**Input data**
####
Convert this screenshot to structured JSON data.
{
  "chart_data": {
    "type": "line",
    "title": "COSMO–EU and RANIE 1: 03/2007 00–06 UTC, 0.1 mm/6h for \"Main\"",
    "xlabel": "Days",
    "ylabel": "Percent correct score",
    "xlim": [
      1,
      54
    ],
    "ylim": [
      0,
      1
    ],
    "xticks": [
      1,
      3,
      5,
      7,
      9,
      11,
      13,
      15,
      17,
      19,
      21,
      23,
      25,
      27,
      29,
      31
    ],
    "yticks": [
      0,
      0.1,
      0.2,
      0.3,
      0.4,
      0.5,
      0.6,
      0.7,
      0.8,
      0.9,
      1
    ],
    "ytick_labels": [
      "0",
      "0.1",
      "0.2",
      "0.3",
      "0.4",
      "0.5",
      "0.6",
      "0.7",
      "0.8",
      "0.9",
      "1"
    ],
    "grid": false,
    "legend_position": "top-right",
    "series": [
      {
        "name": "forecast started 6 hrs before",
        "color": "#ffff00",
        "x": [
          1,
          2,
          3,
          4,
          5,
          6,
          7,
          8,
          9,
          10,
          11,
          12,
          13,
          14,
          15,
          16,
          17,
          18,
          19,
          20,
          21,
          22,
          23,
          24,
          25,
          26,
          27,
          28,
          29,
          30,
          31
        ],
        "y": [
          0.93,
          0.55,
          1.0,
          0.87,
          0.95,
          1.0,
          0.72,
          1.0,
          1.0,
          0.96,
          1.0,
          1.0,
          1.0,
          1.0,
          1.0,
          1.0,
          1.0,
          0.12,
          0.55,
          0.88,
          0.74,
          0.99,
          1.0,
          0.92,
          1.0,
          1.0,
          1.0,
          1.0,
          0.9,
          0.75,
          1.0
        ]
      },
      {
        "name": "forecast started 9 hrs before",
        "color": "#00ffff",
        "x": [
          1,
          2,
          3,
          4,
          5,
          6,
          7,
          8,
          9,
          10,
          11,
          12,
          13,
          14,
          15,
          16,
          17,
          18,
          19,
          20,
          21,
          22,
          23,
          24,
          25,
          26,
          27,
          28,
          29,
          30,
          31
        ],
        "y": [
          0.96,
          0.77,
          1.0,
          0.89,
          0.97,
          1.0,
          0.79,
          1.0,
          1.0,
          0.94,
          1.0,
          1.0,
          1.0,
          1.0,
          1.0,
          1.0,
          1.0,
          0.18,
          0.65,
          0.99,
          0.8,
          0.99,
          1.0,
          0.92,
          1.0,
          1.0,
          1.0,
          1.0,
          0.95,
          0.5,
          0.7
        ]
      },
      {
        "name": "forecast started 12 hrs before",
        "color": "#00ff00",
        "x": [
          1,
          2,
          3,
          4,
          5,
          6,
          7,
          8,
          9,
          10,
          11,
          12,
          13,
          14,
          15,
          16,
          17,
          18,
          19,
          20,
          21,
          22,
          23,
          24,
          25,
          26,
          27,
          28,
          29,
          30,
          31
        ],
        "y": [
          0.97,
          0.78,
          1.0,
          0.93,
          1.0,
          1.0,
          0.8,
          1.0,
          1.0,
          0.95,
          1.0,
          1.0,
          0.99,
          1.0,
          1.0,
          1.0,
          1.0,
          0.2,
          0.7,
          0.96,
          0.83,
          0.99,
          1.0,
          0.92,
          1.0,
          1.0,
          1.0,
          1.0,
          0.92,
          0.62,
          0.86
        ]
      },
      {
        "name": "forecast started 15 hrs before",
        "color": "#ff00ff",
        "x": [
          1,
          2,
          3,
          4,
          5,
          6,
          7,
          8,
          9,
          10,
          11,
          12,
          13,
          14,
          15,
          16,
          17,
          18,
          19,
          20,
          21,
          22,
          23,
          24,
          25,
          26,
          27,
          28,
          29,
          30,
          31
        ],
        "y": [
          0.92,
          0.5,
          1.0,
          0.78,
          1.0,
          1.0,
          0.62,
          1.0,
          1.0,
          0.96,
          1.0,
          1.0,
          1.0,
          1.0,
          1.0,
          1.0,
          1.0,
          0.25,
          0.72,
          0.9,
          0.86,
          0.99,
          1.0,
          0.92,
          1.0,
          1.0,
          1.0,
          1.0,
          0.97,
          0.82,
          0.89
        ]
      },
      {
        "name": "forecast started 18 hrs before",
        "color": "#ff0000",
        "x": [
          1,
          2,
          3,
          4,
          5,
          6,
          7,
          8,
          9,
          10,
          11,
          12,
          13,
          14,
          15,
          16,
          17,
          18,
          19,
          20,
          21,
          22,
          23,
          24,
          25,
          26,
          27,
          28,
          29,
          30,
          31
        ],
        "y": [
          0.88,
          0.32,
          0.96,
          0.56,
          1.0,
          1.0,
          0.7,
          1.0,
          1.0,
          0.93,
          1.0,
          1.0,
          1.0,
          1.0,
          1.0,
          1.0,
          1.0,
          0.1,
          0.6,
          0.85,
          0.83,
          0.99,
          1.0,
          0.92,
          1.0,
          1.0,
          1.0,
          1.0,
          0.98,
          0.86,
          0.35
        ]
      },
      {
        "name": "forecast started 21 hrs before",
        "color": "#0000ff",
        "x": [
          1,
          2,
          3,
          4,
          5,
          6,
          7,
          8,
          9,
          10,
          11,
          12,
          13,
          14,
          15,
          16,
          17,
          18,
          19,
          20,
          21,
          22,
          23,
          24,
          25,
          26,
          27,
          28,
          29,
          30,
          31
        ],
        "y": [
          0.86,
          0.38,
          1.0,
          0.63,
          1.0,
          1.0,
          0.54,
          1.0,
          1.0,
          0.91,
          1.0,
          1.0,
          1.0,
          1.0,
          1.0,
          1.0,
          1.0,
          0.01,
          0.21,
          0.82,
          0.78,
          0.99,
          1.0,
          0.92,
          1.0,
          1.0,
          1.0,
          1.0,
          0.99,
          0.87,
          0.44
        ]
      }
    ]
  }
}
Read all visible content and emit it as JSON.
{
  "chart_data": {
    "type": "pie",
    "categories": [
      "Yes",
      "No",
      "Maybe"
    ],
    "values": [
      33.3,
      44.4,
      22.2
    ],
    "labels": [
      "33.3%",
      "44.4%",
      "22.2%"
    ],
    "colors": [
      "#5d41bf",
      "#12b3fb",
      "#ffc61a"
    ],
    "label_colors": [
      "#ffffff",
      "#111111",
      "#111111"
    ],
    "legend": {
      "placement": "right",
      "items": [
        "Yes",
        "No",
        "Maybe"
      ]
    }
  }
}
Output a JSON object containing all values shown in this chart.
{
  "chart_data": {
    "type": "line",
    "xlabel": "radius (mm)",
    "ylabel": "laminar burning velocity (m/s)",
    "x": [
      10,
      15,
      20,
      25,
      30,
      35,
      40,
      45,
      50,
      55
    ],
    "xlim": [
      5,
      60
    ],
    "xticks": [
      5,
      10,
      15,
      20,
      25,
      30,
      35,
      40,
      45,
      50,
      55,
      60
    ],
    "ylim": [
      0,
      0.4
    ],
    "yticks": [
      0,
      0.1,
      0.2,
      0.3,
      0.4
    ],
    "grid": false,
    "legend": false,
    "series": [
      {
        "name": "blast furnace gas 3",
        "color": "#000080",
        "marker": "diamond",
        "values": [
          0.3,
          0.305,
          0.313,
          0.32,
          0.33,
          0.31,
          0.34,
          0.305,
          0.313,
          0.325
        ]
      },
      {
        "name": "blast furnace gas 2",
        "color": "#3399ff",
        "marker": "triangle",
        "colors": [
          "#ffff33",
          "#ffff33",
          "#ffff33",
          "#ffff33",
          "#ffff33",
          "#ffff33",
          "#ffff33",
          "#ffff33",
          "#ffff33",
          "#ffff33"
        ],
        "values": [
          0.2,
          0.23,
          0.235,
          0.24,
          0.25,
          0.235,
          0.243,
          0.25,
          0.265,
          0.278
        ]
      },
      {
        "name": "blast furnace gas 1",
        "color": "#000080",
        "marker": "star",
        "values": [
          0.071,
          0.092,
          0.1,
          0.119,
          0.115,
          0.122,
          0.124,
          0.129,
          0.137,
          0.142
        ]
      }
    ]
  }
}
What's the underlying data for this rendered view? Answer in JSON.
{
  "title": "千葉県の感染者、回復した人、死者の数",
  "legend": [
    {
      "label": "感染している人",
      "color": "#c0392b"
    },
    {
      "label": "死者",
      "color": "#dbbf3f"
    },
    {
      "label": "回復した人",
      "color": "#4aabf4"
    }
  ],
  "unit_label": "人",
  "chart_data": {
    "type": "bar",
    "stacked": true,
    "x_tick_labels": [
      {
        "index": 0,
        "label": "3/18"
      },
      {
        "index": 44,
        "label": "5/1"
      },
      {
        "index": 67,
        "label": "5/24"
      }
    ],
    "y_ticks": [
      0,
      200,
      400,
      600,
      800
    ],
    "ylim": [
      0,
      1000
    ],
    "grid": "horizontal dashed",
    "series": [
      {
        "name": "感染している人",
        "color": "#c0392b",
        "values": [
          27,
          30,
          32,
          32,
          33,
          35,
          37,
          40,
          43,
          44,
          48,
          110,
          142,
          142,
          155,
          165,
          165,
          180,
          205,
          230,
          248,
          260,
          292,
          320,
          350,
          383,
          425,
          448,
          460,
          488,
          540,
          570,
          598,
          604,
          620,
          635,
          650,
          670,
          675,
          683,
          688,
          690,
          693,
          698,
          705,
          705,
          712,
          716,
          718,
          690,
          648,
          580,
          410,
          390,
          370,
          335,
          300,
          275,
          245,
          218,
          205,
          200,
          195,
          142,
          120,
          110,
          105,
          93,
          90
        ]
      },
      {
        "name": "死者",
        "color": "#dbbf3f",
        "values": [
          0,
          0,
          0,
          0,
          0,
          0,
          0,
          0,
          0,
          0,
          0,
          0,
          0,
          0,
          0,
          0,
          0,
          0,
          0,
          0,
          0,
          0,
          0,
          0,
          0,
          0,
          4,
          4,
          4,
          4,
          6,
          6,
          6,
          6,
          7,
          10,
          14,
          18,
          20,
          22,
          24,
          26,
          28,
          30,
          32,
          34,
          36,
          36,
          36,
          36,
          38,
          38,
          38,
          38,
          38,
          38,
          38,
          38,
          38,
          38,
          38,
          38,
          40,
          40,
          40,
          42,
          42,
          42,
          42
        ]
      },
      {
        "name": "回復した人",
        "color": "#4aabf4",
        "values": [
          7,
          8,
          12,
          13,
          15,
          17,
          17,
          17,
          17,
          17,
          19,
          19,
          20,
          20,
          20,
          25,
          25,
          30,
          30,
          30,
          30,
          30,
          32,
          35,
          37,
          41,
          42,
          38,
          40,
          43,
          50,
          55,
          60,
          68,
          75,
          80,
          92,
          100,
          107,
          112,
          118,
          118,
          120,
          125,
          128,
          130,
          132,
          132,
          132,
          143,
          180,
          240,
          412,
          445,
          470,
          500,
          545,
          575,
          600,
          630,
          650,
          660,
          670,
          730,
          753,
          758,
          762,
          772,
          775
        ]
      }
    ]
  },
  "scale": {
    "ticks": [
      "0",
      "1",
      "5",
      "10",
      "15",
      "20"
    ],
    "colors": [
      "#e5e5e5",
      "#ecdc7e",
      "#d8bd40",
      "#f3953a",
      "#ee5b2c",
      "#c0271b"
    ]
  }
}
####
**Instructions to follow**
Track down every line with the word "ylabel" and copy it.

**Complete output**
    "ylabel": "Percent correct score",
    "ylabel": "laminar burning velocity (m/s)",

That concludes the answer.